**TASK INSTRUCTIONS**
Reply with nothing except the number of lines that contain the word "personale".
^^^^^^^^^^^^^^^^
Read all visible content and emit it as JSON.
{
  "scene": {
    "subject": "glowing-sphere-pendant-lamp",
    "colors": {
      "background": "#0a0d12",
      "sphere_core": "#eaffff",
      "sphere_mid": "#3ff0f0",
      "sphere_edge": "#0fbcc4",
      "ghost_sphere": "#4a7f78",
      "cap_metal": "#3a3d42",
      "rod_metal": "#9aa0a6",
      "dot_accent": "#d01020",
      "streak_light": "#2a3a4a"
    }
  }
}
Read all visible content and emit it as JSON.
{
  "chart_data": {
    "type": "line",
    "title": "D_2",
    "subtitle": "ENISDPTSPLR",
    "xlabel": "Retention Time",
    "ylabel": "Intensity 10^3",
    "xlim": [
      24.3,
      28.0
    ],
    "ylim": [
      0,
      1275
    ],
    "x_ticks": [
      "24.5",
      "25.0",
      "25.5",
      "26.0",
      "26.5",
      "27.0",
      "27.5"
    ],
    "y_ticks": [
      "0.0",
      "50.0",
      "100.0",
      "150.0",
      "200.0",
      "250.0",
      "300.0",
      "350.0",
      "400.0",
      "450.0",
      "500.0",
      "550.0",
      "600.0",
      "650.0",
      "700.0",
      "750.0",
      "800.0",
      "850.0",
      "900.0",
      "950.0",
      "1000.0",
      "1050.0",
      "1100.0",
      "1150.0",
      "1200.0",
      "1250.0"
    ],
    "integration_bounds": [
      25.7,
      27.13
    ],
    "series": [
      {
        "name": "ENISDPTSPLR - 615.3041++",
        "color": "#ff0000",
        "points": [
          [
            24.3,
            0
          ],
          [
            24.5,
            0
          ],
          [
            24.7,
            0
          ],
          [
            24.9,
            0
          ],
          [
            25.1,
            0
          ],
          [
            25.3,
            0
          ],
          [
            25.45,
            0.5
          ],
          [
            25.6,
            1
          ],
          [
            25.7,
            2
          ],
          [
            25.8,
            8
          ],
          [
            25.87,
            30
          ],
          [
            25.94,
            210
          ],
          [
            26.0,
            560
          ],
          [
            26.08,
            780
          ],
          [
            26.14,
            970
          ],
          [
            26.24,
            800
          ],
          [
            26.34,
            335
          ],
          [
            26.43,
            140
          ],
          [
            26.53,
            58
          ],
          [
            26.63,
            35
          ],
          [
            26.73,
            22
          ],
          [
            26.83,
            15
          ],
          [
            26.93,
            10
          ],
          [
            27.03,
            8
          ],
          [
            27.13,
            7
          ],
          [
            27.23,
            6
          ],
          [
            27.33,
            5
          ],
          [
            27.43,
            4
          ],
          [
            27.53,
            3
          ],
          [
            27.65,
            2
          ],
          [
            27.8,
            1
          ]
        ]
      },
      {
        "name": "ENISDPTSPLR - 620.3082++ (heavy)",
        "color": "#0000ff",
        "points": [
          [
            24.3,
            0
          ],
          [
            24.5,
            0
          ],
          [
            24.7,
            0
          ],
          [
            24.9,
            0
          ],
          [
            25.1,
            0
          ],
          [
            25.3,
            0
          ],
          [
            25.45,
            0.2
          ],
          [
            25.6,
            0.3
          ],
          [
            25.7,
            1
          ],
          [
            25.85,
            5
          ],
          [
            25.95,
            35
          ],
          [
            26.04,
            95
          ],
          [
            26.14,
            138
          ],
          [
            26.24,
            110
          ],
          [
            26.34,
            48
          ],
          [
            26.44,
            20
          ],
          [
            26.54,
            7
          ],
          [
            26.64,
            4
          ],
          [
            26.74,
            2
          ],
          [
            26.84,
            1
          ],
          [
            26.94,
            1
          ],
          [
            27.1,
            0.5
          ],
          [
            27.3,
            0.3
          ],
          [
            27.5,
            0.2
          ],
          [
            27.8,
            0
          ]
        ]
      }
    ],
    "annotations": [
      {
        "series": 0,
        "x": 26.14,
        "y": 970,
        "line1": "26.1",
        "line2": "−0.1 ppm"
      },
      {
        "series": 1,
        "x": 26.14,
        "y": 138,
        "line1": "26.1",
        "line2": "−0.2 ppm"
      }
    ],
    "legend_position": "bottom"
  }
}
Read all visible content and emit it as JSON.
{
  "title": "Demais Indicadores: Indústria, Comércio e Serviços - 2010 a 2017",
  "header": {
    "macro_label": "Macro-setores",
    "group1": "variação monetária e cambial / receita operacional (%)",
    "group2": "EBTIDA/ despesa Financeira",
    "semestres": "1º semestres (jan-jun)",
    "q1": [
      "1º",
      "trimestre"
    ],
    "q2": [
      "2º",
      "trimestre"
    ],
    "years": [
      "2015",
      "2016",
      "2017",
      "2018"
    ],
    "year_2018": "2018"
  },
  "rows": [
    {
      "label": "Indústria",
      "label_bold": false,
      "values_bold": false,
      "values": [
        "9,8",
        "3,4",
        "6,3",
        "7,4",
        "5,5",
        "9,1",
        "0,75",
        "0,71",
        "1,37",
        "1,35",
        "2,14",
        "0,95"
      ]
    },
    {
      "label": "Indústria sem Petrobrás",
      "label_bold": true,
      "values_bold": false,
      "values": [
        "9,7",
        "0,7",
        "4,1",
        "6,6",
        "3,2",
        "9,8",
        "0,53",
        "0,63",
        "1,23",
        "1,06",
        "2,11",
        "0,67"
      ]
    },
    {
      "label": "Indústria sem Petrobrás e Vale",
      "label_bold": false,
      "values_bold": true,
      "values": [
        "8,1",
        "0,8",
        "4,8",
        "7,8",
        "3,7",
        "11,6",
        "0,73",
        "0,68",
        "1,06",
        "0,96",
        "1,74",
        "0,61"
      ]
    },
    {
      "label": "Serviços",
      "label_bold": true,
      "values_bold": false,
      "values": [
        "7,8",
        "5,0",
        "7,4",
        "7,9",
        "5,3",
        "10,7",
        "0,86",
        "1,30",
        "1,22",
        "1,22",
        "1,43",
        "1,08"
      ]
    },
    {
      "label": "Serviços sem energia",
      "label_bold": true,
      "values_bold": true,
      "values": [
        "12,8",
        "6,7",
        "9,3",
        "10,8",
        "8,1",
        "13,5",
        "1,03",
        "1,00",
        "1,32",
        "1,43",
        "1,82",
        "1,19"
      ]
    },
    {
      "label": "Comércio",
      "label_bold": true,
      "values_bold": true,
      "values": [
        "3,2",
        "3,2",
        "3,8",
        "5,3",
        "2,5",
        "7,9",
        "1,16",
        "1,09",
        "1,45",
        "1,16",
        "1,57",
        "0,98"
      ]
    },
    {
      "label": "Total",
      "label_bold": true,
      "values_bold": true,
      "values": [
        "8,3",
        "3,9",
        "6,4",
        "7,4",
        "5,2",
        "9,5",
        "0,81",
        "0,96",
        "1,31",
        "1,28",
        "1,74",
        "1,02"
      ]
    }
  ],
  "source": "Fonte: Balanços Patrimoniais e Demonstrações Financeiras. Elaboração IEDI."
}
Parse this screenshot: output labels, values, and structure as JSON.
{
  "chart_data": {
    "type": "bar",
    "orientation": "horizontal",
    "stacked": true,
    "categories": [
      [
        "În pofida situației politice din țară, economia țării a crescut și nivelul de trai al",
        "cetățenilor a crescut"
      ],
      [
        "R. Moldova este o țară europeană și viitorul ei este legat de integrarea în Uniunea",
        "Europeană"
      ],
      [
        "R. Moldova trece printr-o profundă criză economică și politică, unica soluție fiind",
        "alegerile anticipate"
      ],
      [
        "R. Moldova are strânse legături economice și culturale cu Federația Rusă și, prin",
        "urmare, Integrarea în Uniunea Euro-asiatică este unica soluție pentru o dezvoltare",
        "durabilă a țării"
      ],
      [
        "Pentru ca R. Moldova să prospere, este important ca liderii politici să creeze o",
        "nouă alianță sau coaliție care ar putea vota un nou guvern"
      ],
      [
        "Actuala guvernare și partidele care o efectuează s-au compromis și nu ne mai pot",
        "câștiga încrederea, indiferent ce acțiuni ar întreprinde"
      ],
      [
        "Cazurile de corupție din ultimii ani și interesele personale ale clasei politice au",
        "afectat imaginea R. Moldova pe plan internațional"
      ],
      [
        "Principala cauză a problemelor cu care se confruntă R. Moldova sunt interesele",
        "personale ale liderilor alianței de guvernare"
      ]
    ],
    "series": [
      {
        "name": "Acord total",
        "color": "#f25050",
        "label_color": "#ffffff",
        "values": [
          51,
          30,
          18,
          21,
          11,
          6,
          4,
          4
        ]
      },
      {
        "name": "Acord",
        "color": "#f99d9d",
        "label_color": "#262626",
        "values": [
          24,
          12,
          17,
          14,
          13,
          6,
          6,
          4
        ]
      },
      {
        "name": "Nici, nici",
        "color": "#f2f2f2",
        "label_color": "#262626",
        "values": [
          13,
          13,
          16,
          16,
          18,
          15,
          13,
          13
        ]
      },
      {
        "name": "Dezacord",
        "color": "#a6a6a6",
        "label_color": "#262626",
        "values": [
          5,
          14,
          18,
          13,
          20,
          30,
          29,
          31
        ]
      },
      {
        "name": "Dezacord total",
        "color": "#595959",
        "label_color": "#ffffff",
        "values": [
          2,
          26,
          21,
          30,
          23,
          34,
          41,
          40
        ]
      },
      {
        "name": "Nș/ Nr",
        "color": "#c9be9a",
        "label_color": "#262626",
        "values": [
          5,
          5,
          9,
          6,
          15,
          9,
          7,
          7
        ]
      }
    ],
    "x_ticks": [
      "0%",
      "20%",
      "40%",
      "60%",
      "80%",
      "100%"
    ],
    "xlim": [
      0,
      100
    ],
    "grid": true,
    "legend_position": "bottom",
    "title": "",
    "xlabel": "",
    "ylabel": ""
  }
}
^^^^^^^^^^^^^^^^
**RESULT OF THE EXERCISE**
2